** Start of Article **

Warrant No. [________]
This Warrant Certificate certifies that [________], or its registered assigns, is the registered holder of Warrants (the Warrants) to purchase Common Stock, par value $0.01 per share (the Common Stock), of Photronics, Inc., a Connecticut corporation (the Company). This Warrant entitles the registered holder upon exercise at any time prior to the Expiration Time to receive from the Company up to [________] fully paid and nonassessable shares of Common Stock, $0.01 par value (the Warrant Shares) at the exercise price (the Exercise Price) of $0.01 per share, subject to surrender of this Warrant Certificate and payment of the Exercise Price to the Company and to the conditions set forth herein and in the Warrant Agreement referred to on the reverse hereof (the Warrant Agreement). The Exercise Price and number of Warrant Shares issuable upon exercise of the Warrants is subject to adjustment upon the occurrence of certain events set forth in the Warrant Agreement.
No Warrant may be exercised after 5:00 p.m., New York, New York time on May 15, 2014 (the Expiration Time), and to the extent not exercised by such time such Warrants shall become void.
Reference is hereby made to the further provisions of this Warrant Certificate set forth on the reverse hereof and such further provisions shall for all purposes have the same effect as though fully set forth at this place.
This Warrant Certificate shall be governed by and construed in accordance with the internal laws of the State of New York.
IN WITNESS WHEREOF, Photronics, Inc. has caused this Warrant Certificate to be signed below.
Dated: [ ], 20[__]
[Reverse of Warrant Certificate]
The Warrants evidenced by this Warrant Certificate are part of a duly authorized issue of Warrants expiring at the Expiration Time and are issued or to be issued pursuant to a Warrant Agreement, dated as of May 15, 2009 (the Warrant Agreement), by and among the Company and the Purchasers named therein, which Warrant Agreement is hereby incorporated by reference in and made a part of this instrument and is hereby referred to for a description of the rights, limitation of rights, obligations, duties and immunities thereunder of the Company and the holders (the words holders or holder meaning the registered holders or registered holder) of the Warrants. A copy of the Warrant Agreement may be obtained by the holder hereof upon written request to the Company.

** End of Article **
** Start of Given material **

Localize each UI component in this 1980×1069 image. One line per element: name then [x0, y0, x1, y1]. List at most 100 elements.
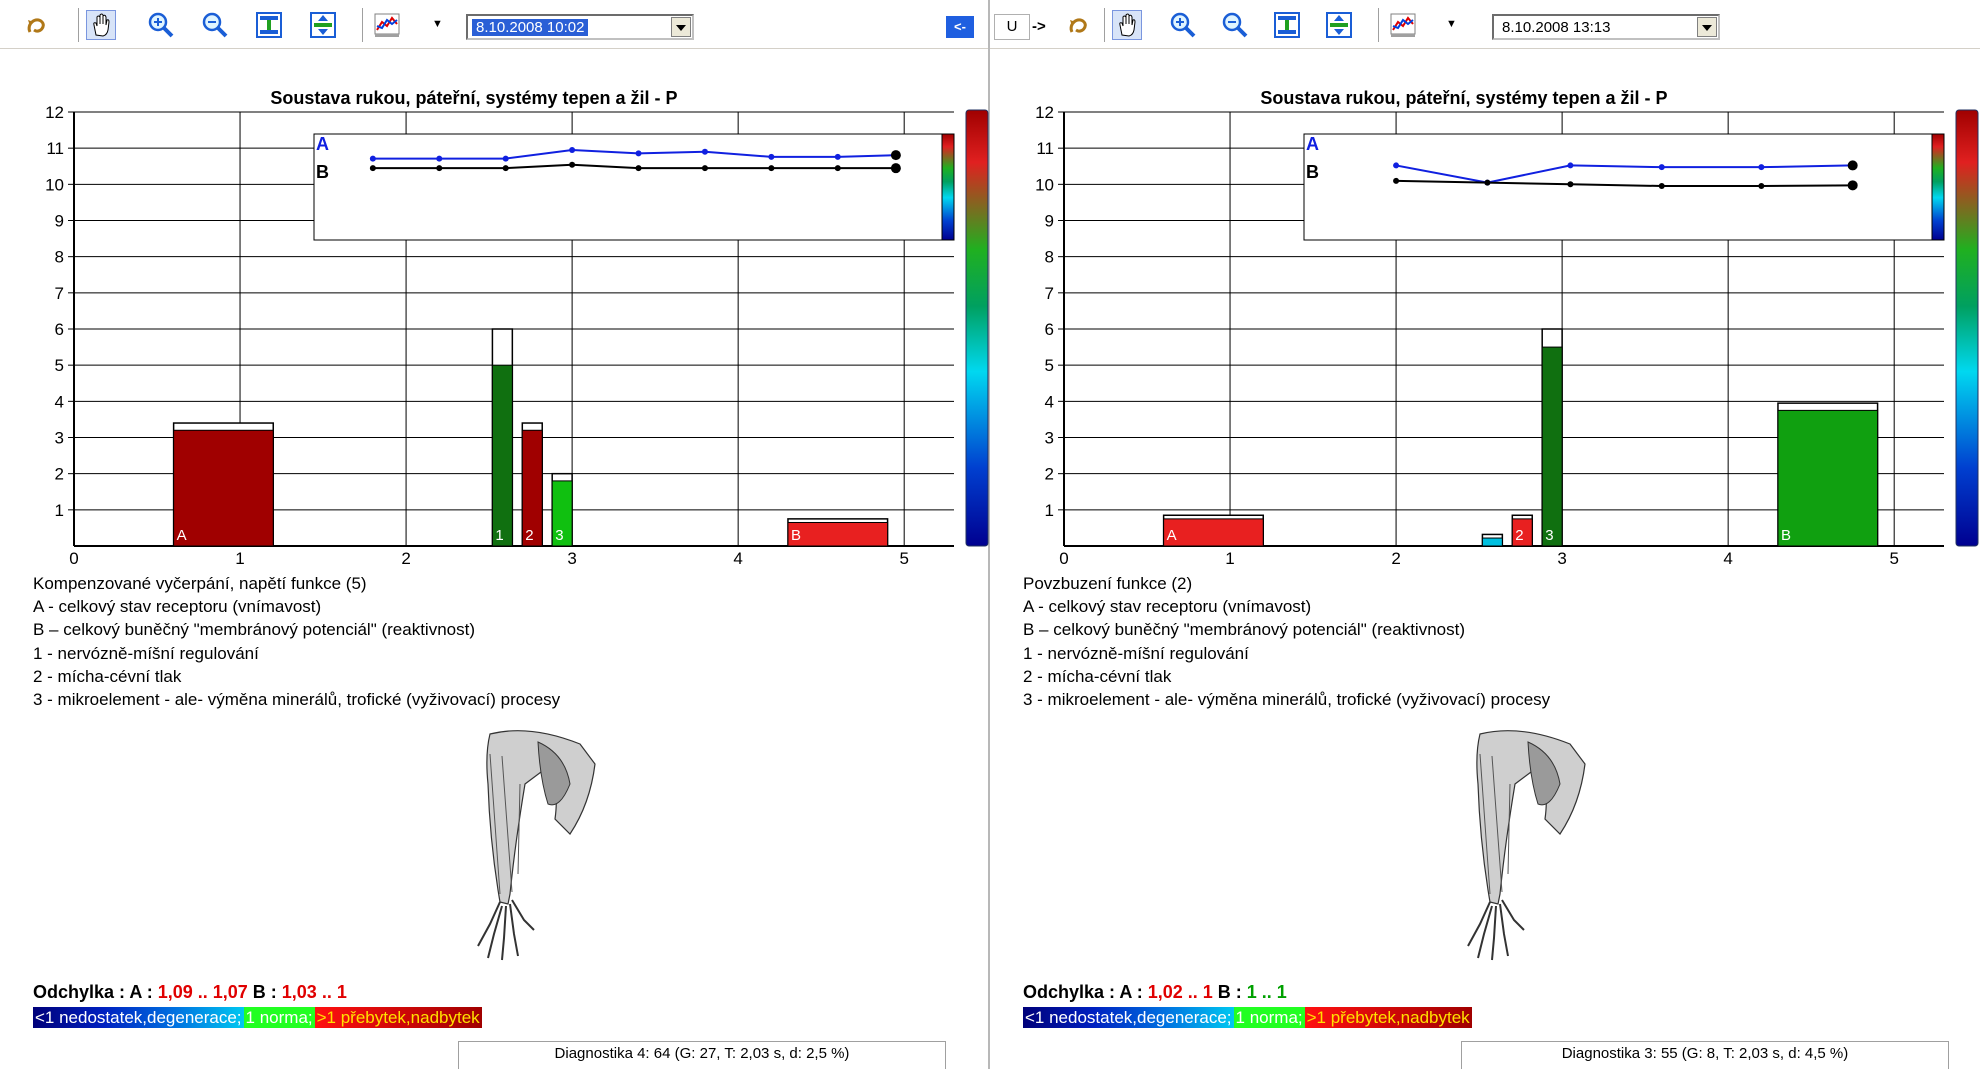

** End of Given material **

- [Problem set]
1. What is the exercise price per share under the warrant certificate?
2. Please list everything the warrant certificate says the Warrant Agreement is referred to for a description of.
3. Continue the warrant certificate from where it stops.

- [Response list]
1. $0.01 per share.

2.
- Rights
- Limitation of rights
- Obligations
- Duties
- Immunities

3.
Warrants may be exercised at any time on or before the Expiration Time. In order to exercise all or any of the Warrants represented by this Warrant Certificate, the holder must deliver to the Company at the address set forth in Section 11(b) of the Warrant Agreement this Warrant Certificate and the form of election to purchase on the reverse hereof duly filled in and signed, and upon payment to the Company of the Exercise Price, for the number of Warrant Shares, each as adjusted as provided in the Warrant Agreement, in respect of which such Warrants are then exercised.
The Warrant Agreement provides that upon the occurrence of certain events the Exercise Price and the number of Warrant Shares that may be purchased upon the exercise of each Warrant may, subject to certain conditions, be adjusted. The Company shall not be required to issue fractional shares of Common Stock but may do so in its discretion. If fractional shares are not so issued, the Company will pay the cash value thereof determined as provided in the Warrant Agreement.
Warrant Certificates, when surrendered to the Company by the holder thereof in person or by legal representative or attorney duly authorized in writing, may be exchanged, in the manner and subject to the limitations provided in the Warrant Agreement, but without payment of any service charge, for another Warrant Certificate or Warrant Certificates of like tenor evidencing in the aggregate a like number of Warrants.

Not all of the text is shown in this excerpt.